* [Written exercise] Count every line that has the word "class" in it; give no more than the number.

* [Extracted data]
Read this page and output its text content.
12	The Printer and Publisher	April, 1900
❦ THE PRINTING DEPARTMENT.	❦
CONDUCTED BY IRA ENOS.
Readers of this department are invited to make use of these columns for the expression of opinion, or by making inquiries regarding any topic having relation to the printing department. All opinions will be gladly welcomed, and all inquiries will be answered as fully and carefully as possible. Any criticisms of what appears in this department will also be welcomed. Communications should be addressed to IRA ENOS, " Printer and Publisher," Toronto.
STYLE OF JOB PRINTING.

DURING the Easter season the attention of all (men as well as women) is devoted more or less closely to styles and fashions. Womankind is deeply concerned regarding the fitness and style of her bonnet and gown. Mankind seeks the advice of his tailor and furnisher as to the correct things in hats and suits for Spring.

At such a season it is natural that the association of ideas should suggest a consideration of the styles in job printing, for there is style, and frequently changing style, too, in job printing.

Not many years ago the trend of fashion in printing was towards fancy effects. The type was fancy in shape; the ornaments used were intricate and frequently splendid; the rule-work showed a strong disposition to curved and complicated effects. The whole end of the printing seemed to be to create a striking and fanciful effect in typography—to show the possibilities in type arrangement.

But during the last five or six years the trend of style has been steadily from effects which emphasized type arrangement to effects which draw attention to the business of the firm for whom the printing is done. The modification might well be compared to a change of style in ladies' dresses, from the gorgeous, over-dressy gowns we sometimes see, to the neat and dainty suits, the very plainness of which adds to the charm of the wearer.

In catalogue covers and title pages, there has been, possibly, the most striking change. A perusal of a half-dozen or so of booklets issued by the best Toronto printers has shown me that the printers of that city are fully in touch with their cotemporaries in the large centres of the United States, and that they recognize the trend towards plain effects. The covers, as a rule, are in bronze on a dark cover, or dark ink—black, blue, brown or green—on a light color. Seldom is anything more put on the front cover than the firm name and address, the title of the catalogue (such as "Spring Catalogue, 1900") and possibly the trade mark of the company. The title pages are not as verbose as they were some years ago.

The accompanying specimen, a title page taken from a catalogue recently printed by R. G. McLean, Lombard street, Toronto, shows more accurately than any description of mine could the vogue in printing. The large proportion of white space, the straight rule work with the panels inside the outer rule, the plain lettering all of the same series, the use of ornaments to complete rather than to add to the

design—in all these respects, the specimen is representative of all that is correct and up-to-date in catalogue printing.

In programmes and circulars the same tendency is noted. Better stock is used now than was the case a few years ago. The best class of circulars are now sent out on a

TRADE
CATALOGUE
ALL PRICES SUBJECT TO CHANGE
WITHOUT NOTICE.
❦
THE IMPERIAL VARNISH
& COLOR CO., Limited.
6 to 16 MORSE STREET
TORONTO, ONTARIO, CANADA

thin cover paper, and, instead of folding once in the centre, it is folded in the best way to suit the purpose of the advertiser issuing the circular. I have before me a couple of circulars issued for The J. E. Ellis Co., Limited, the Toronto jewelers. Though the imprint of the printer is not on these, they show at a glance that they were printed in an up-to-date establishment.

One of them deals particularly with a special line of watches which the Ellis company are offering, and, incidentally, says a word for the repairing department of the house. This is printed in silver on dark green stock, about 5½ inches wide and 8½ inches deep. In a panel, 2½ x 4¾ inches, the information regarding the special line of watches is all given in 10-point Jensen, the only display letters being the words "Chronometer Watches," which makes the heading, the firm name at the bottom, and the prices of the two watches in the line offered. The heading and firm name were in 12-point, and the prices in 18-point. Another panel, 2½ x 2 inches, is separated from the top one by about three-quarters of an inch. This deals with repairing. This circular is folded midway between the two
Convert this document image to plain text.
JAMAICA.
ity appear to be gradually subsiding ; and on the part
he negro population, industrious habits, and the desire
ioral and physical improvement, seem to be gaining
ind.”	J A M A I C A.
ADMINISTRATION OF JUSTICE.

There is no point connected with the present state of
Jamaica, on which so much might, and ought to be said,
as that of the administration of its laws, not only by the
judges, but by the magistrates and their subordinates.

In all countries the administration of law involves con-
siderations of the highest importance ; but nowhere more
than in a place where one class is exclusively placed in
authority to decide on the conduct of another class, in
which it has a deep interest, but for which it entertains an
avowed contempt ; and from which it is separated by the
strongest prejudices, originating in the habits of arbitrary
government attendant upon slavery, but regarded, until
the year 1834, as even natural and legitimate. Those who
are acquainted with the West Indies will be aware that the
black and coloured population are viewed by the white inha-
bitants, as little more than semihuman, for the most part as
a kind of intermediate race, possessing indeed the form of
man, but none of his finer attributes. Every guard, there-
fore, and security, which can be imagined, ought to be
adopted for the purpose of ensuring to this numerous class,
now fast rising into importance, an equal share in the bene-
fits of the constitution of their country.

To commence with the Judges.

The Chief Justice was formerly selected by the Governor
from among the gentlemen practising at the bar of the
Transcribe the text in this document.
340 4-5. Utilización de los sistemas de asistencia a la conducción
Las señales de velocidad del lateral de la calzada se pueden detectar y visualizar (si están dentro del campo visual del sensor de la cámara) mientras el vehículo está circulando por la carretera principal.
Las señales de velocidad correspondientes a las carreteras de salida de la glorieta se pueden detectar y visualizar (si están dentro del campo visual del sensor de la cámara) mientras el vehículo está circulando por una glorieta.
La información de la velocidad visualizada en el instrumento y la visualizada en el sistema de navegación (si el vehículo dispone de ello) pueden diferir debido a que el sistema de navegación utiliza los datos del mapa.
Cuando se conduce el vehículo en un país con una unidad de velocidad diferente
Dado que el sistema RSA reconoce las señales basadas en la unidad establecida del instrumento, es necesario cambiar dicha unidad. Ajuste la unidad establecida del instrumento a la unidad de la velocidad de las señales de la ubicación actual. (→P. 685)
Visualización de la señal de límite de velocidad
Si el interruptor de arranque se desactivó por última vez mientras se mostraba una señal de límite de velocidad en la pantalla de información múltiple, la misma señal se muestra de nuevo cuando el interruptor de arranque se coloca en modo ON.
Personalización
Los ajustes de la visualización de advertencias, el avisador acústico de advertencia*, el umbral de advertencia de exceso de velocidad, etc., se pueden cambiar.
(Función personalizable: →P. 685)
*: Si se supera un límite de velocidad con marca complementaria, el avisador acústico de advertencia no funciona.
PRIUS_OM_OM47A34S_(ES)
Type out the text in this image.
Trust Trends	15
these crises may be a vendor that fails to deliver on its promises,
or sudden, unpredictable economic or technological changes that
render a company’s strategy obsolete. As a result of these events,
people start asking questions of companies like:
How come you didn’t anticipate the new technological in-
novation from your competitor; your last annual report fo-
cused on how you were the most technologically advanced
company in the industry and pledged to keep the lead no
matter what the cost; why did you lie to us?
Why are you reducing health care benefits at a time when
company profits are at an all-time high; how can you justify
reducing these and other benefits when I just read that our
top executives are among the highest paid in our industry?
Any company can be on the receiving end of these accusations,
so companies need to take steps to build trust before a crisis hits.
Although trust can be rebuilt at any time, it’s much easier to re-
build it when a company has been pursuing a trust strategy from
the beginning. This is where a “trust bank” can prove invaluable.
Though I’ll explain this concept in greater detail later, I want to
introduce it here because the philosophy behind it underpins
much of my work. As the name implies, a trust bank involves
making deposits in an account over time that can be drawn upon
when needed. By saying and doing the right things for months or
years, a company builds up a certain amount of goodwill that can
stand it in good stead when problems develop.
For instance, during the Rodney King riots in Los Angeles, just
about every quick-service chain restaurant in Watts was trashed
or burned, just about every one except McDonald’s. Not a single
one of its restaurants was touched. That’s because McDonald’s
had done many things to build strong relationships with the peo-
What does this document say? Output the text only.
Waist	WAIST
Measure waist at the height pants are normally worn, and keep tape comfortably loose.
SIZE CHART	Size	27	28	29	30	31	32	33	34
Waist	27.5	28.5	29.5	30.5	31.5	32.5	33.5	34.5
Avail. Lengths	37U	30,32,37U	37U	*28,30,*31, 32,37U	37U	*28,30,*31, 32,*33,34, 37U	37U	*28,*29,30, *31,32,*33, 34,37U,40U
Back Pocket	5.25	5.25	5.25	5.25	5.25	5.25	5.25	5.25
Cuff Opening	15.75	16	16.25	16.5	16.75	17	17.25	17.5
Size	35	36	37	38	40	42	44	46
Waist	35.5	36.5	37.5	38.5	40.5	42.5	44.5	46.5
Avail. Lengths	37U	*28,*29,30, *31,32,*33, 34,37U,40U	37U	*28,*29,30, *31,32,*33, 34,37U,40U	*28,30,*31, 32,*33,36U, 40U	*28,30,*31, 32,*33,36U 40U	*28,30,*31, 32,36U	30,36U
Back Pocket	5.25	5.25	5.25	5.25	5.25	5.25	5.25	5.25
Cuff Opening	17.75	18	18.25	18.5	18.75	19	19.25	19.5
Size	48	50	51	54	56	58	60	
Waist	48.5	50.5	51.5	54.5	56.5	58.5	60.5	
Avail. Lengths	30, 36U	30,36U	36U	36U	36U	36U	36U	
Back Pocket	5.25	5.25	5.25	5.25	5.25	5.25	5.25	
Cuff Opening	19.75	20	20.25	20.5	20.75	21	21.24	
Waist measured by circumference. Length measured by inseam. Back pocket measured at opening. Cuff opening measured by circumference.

* [Correct result] 4